Please give the data below again in full, exactly as it stands.

_Extracted data:_
***

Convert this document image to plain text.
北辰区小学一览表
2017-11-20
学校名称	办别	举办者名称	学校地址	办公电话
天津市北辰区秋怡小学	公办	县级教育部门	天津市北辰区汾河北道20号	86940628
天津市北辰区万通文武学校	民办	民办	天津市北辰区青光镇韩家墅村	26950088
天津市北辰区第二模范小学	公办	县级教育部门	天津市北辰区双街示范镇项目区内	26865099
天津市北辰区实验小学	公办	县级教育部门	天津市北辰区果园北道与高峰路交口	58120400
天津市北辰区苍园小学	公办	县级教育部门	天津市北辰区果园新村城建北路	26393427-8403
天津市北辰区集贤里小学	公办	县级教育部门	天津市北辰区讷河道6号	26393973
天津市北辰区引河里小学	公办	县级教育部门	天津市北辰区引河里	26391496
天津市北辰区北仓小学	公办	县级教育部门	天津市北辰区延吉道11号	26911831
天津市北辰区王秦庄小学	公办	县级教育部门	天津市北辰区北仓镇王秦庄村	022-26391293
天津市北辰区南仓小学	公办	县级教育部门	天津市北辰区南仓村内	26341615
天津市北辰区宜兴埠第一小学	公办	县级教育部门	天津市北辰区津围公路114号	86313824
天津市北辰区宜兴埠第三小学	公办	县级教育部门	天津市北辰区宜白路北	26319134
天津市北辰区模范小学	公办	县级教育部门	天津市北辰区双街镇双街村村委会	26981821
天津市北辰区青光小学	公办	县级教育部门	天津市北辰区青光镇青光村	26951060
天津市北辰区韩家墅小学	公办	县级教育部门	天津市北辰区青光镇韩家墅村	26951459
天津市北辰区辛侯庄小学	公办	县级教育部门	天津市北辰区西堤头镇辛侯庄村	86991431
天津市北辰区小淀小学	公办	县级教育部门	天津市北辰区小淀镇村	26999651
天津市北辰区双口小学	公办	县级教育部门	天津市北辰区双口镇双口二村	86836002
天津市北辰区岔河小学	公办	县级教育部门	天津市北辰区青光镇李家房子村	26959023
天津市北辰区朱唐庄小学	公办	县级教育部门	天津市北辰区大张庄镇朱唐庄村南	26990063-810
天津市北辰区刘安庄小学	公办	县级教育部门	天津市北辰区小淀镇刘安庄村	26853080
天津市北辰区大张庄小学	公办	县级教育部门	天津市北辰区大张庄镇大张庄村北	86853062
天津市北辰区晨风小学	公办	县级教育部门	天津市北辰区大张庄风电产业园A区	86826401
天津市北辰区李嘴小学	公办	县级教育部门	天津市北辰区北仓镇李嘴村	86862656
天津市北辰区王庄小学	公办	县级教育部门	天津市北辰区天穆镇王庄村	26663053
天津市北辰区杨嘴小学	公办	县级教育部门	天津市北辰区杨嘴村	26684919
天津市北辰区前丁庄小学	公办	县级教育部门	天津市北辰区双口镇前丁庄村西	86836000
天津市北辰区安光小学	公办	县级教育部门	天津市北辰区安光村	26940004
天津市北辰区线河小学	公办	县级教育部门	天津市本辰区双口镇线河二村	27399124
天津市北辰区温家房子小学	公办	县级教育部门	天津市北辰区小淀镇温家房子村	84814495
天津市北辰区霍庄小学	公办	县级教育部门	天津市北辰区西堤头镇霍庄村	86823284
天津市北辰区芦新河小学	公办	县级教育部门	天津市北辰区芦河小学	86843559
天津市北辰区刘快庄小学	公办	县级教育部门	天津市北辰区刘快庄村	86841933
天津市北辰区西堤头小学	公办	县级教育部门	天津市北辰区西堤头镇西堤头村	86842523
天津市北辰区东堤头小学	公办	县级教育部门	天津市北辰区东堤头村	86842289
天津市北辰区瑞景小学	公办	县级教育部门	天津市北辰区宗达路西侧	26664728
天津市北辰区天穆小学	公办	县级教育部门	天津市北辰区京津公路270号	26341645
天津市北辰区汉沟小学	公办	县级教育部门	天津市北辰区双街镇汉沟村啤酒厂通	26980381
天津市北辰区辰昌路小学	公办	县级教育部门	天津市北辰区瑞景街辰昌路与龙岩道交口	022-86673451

***

_Worked answer:_
Convert this document image to plain text.
北辰区小学一览表
2017-11-20
学校名称	办别	举办者名称	学校地址	办公电话
天津市北辰区秋怡小学	公办	县级教育部门	天津市北辰区汾河北道20号	86940628
天津市北辰区万通文武学校	民办	民办	天津市北辰区青光镇韩家墅村	26950088
天津市北辰区第二模范小学	公办	县级教育部门	天津市北辰区双街示范镇项目区内	26865099
天津市北辰区实验小学	公办	县级教育部门	天津市北辰区果园北道与高峰路交口	58120400
天津市北辰区苍园小学	公办	县级教育部门	天津市北辰区果园新村城建北路	26393427-8403
天津市北辰区集贤里小学	公办	县级教育部门	天津市北辰区讷河道6号	26393973
天津市北辰区引河里小学	公办	县级教育部门	天津市北辰区引河里	26391496
天津市北辰区北仓小学	公办	县级教育部门	天津市北辰区延吉道11号	26911831
天津市北辰区王秦庄小学	公办	县级教育部门	天津市北辰区北仓镇王秦庄村	022-26391293
天津市北辰区南仓小学	公办	县级教育部门	天津市北辰区南仓村内	26341615
天津市北辰区宜兴埠第一小学	公办	县级教育部门	天津市北辰区津围公路114号	86313824
天津市北辰区宜兴埠第三小学	公办	县级教育部门	天津市北辰区宜白路北	26319134
天津市北辰区模范小学	公办	县级教育部门	天津市北辰区双街镇双街村村委会	26981821
天津市北辰区青光小学	公办	县级教育部门	天津市北辰区青光镇青光村	26951060
天津市北辰区韩家墅小学	公办	县级教育部门	天津市北辰区青光镇韩家墅村	26951459
天津市北辰区辛侯庄小学	公办	县级教育部门	天津市北辰区西堤头镇辛侯庄村	86991431
天津市北辰区小淀小学	公办	县级教育部门	天津市北辰区小淀镇村	26999651
天津市北辰区双口小学	公办	县级教育部门	天津市北辰区双口镇双口二村	86836002
天津市北辰区岔河小学	公办	县级教育部门	天津市北辰区青光镇李家房子村	26959023
天津市北辰区朱唐庄小学	公办	县级教育部门	天津市北辰区大张庄镇朱唐庄村南	26990063-810
天津市北辰区刘安庄小学	公办	县级教育部门	天津市北辰区小淀镇刘安庄村	26853080
天津市北辰区大张庄小学	公办	县级教育部门	天津市北辰区大张庄镇大张庄村北	86853062
天津市北辰区晨风小学	公办	县级教育部门	天津市北辰区大张庄风电产业园A区	86826401
天津市北辰区李嘴小学	公办	县级教育部门	天津市北辰区北仓镇李嘴村	86862656
天津市北辰区王庄小学	公办	县级教育部门	天津市北辰区天穆镇王庄村	26663053
天津市北辰区杨嘴小学	公办	县级教育部门	天津市北辰区杨嘴村	26684919
天津市北辰区前丁庄小学	公办	县级教育部门	天津市北辰区双口镇前丁庄村西	86836000
天津市北辰区安光小学	公办	县级教育部门	天津市北辰区安光村	26940004
天津市北辰区线河小学	公办	县级教育部门	天津市本辰区双口镇线河二村	27399124
天津市北辰区温家房子小学	公办	县级教育部门	天津市北辰区小淀镇温家房子村	84814495
天津市北辰区霍庄小学	公办	县级教育部门	天津市北辰区西堤头镇霍庄村	86823284
天津市北辰区芦新河小学	公办	县级教育部门	天津市北辰区芦河小学	86843559
天津市北辰区刘快庄小学	公办	县级教育部门	天津市北辰区刘快庄村	86841933
天津市北辰区西堤头小学	公办	县级教育部门	天津市北辰区西堤头镇西堤头村	86842523
天津市北辰区东堤头小学	公办	县级教育部门	天津市北辰区东堤头村	86842289
天津市北辰区瑞景小学	公办	县级教育部门	天津市北辰区宗达路西侧	26664728
天津市北辰区天穆小学	公办	县级教育部门	天津市北辰区京津公路270号	26341645
天津市北辰区汉沟小学	公办	县级教育部门	天津市北辰区双街镇汉沟村啤酒厂通	26980381
天津市北辰区辰昌路小学	公办	县级教育部门	天津市北辰区瑞景街辰昌路与龙岩道交口	022-86673451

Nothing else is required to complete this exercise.